### [Exercise directions]
Copy out every line of the records below, character for character.

### [Task inputs]
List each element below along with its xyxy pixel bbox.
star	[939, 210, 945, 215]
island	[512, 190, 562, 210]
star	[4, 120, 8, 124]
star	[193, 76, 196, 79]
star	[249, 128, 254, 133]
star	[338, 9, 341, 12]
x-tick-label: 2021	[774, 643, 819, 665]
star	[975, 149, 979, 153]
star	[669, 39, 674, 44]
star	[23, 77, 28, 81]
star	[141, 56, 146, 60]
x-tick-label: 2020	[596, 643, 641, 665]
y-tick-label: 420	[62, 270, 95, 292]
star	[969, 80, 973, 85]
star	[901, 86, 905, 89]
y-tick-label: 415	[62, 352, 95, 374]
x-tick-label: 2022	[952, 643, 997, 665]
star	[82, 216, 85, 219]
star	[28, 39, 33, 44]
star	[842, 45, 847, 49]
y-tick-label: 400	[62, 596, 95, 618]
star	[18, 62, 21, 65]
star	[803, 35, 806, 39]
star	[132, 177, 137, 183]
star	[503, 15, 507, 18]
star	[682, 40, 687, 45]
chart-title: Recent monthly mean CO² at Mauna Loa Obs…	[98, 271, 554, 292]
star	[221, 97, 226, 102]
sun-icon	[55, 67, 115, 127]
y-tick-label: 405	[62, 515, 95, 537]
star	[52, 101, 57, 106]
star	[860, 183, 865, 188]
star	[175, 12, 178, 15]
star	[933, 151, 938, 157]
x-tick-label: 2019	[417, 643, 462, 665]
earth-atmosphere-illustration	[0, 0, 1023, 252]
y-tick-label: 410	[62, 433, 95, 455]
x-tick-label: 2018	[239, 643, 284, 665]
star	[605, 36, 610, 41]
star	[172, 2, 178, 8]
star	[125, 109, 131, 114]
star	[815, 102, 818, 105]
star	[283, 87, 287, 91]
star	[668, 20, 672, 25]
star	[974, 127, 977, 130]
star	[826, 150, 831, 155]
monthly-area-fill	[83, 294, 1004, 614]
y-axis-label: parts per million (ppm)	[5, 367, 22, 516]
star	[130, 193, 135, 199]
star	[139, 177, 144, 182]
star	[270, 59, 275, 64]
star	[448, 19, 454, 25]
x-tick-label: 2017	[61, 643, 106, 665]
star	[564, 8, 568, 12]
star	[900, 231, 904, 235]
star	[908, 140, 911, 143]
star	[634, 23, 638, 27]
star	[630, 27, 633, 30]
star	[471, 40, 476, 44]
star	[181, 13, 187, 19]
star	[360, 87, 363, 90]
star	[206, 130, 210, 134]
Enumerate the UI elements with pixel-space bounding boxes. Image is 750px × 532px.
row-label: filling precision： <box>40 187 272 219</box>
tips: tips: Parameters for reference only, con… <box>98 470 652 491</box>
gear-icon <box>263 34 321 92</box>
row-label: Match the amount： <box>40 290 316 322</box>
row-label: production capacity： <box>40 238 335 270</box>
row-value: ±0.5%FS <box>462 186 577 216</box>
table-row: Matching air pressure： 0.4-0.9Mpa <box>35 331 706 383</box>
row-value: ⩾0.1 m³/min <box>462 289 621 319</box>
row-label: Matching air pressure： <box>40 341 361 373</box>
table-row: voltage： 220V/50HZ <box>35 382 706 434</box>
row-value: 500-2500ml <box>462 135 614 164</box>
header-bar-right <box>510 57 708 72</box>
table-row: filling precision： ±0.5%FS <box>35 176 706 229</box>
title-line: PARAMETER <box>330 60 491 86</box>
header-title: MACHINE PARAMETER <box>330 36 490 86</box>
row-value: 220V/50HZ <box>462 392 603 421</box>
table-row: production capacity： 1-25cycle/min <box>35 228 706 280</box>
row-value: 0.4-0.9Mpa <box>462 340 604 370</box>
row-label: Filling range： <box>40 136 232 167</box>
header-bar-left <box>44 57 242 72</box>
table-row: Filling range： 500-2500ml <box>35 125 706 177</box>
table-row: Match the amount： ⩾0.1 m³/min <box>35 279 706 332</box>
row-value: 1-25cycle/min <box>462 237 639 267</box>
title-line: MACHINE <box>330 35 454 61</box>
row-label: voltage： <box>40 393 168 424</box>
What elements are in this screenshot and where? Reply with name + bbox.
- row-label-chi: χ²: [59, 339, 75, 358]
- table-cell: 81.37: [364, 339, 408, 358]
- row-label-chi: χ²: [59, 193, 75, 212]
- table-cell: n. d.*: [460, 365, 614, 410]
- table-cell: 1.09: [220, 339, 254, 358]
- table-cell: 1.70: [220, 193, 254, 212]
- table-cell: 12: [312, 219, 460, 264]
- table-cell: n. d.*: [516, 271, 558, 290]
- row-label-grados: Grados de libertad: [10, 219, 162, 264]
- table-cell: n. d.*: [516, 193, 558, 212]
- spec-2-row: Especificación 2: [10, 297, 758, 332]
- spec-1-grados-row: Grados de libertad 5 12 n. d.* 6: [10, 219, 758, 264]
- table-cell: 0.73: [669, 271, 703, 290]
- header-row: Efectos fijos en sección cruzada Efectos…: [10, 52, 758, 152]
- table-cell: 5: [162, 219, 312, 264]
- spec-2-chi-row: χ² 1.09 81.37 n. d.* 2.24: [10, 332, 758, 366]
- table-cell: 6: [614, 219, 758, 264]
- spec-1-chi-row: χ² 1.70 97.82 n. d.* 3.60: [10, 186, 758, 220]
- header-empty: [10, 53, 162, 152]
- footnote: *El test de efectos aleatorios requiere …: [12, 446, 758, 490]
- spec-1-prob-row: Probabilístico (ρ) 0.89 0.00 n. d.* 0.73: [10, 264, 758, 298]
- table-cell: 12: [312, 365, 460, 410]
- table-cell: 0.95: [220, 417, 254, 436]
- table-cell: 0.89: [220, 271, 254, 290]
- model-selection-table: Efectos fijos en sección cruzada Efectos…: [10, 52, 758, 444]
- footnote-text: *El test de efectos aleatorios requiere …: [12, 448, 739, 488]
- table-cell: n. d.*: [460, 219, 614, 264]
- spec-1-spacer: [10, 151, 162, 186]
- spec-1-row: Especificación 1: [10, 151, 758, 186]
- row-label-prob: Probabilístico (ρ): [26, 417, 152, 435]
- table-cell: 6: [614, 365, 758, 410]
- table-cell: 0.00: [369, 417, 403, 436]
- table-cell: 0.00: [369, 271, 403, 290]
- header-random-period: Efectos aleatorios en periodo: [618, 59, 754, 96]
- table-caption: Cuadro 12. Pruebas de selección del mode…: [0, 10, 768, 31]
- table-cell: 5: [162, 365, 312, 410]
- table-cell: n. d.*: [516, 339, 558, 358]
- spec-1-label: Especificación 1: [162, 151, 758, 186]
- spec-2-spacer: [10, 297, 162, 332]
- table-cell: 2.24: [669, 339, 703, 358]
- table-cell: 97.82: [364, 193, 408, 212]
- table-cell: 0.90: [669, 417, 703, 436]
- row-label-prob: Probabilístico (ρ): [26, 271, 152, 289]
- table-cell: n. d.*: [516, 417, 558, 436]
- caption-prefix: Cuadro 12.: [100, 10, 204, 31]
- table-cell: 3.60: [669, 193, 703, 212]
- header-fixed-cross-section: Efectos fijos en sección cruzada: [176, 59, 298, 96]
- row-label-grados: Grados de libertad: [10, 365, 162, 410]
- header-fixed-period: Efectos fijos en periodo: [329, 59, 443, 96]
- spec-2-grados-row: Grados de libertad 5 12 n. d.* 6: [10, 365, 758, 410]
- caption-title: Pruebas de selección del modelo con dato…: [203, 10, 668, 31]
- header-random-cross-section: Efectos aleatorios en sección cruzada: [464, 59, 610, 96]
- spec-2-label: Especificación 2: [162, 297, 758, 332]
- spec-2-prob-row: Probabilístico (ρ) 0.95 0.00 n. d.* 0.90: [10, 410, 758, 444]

### [Solution below]
List each element below along with its xyxy pixel bbox.
star	[939, 210, 945, 215]
island	[512, 190, 562, 210]
star	[4, 120, 8, 124]
star	[193, 76, 196, 79]
star	[249, 128, 254, 133]
star	[338, 9, 341, 12]
x-tick-label: 2021	[774, 643, 819, 665]
star	[975, 149, 979, 153]
star	[669, 39, 674, 44]
star	[23, 77, 28, 81]
star	[141, 56, 146, 60]
x-tick-label: 2020	[596, 643, 641, 665]
y-tick-label: 420	[62, 270, 95, 292]
star	[969, 80, 973, 85]
star	[901, 86, 905, 89]
y-tick-label: 415	[62, 352, 95, 374]
x-tick-label: 2022	[952, 643, 997, 665]
star	[82, 216, 85, 219]
star	[28, 39, 33, 44]
star	[842, 45, 847, 49]
y-tick-label: 400	[62, 596, 95, 618]
star	[18, 62, 21, 65]
star	[803, 35, 806, 39]
star	[132, 177, 137, 183]
star	[503, 15, 507, 18]
star	[682, 40, 687, 45]
chart-title: Recent monthly mean CO² at Mauna Loa Obs…	[98, 271, 554, 292]
star	[221, 97, 226, 102]
sun-icon	[55, 67, 115, 127]
y-tick-label: 405	[62, 515, 95, 537]
star	[52, 101, 57, 106]
star	[860, 183, 865, 188]
star	[175, 12, 178, 15]
star	[933, 151, 938, 157]
x-tick-label: 2019	[417, 643, 462, 665]
earth-atmosphere-illustration	[0, 0, 1023, 252]
y-tick-label: 410	[62, 433, 95, 455]
x-tick-label: 2018	[239, 643, 284, 665]
star	[605, 36, 610, 41]
star	[172, 2, 178, 8]
star	[125, 109, 131, 114]
star	[815, 102, 818, 105]
star	[283, 87, 287, 91]
star	[668, 20, 672, 25]
star	[974, 127, 977, 130]
star	[826, 150, 831, 155]
monthly-area-fill	[83, 294, 1004, 614]
y-axis-label: parts per million (ppm)	[5, 367, 22, 516]
star	[130, 193, 135, 199]
star	[139, 177, 144, 182]
star	[270, 59, 275, 64]
star	[448, 19, 454, 25]
x-tick-label: 2017	[61, 643, 106, 665]
star	[564, 8, 568, 12]
star	[900, 231, 904, 235]
star	[908, 140, 911, 143]
star	[634, 23, 638, 27]
star	[630, 27, 633, 30]
star	[471, 40, 476, 44]
star	[181, 13, 187, 19]
star	[360, 87, 363, 90]
star	[206, 130, 210, 134]
Enumerate the UI elements with pixel-space bounding boxes. Image is 750px × 532px.
row-label: filling precision： <box>40 187 272 219</box>
tips: tips: Parameters for reference only, con… <box>98 470 652 491</box>
gear-icon <box>263 34 321 92</box>
row-label: Match the amount： <box>40 290 316 322</box>
row-label: production capacity： <box>40 238 335 270</box>
row-value: ±0.5%FS <box>462 186 577 216</box>
table-row: Matching air pressure： 0.4-0.9Mpa <box>35 331 706 383</box>
row-value: ⩾0.1 m³/min <box>462 289 621 319</box>
row-label: Matching air pressure： <box>40 341 361 373</box>
table-row: voltage： 220V/50HZ <box>35 382 706 434</box>
row-value: 500-2500ml <box>462 135 614 164</box>
header-bar-right <box>510 57 708 72</box>
table-row: filling precision： ±0.5%FS <box>35 176 706 229</box>
title-line: PARAMETER <box>330 60 491 86</box>
header-title: MACHINE PARAMETER <box>330 36 490 86</box>
row-value: 220V/50HZ <box>462 392 603 421</box>
table-row: production capacity： 1-25cycle/min <box>35 228 706 280</box>
row-value: 0.4-0.9Mpa <box>462 340 604 370</box>
row-label: Filling range： <box>40 136 232 167</box>
header-bar-left <box>44 57 242 72</box>
table-row: Filling range： 500-2500ml <box>35 125 706 177</box>
table-row: Match the amount： ⩾0.1 m³/min <box>35 279 706 332</box>
row-value: 1-25cycle/min <box>462 237 639 267</box>
title-line: MACHINE <box>330 35 454 61</box>
row-label: voltage： <box>40 393 168 424</box>
What elements are in this screenshot and where? Reply with name + bbox.
- row-label-chi: χ²: [59, 339, 75, 358]
- table-cell: 81.37: [364, 339, 408, 358]
- row-label-chi: χ²: [59, 193, 75, 212]
- table-cell: n. d.*: [460, 365, 614, 410]
- table-cell: 1.09: [220, 339, 254, 358]
- table-cell: 1.70: [220, 193, 254, 212]
- table-cell: 12: [312, 219, 460, 264]
- table-cell: n. d.*: [516, 271, 558, 290]
- row-label-grados: Grados de libertad: [10, 219, 162, 264]
- table-cell: n. d.*: [516, 193, 558, 212]
- spec-2-row: Especificación 2: [10, 297, 758, 332]
- spec-1-grados-row: Grados de libertad 5 12 n. d.* 6: [10, 219, 758, 264]
- table-cell: 0.73: [669, 271, 703, 290]
- header-row: Efectos fijos en sección cruzada Efectos…: [10, 52, 758, 152]
- table-cell: 5: [162, 219, 312, 264]
- spec-2-chi-row: χ² 1.09 81.37 n. d.* 2.24: [10, 332, 758, 366]
- table-cell: 6: [614, 219, 758, 264]
- spec-1-chi-row: χ² 1.70 97.82 n. d.* 3.60: [10, 186, 758, 220]
- header-empty: [10, 53, 162, 152]
- footnote: *El test de efectos aleatorios requiere …: [12, 446, 758, 490]
- spec-1-prob-row: Probabilístico (ρ) 0.89 0.00 n. d.* 0.73: [10, 264, 758, 298]
- table-cell: 12: [312, 365, 460, 410]
- table-cell: 0.95: [220, 417, 254, 436]
- table-cell: 0.89: [220, 271, 254, 290]
- model-selection-table: Efectos fijos en sección cruzada Efectos…: [10, 52, 758, 444]
- footnote-text: *El test de efectos aleatorios requiere …: [12, 448, 739, 488]
- table-cell: n. d.*: [460, 219, 614, 264]
- spec-1-spacer: [10, 151, 162, 186]
- spec-1-row: Especificación 1: [10, 151, 758, 186]
- row-label-prob: Probabilístico (ρ): [26, 417, 152, 435]
- table-cell: 6: [614, 365, 758, 410]
- table-cell: 0.00: [369, 417, 403, 436]
- table-cell: 0.00: [369, 271, 403, 290]
- header-random-period: Efectos aleatorios en periodo: [618, 59, 754, 96]
- table-caption: Cuadro 12. Pruebas de selección del mode…: [0, 10, 768, 31]
- table-cell: 5: [162, 365, 312, 410]
- table-cell: n. d.*: [516, 339, 558, 358]
- spec-1-label: Especificación 1: [162, 151, 758, 186]
- spec-2-spacer: [10, 297, 162, 332]
- table-cell: 2.24: [669, 339, 703, 358]
- table-cell: 97.82: [364, 193, 408, 212]
- table-cell: 0.90: [669, 417, 703, 436]
- row-label-prob: Probabilístico (ρ): [26, 271, 152, 289]
- table-cell: n. d.*: [516, 417, 558, 436]
- caption-prefix: Cuadro 12.: [100, 10, 204, 31]
- table-cell: 3.60: [669, 193, 703, 212]
- header-fixed-cross-section: Efectos fijos en sección cruzada: [176, 59, 298, 96]
- row-label-grados: Grados de libertad: [10, 365, 162, 410]
- header-fixed-period: Efectos fijos en periodo: [329, 59, 443, 96]
- spec-2-grados-row: Grados de libertad 5 12 n. d.* 6: [10, 365, 758, 410]
- caption-title: Pruebas de selección del modelo con dato…: [203, 10, 668, 31]
- header-random-cross-section: Efectos aleatorios en sección cruzada: [464, 59, 610, 96]
- spec-2-label: Especificación 2: [162, 297, 758, 332]
- spec-2-prob-row: Probabilístico (ρ) 0.95 0.00 n. d.* 0.90: [10, 410, 758, 444]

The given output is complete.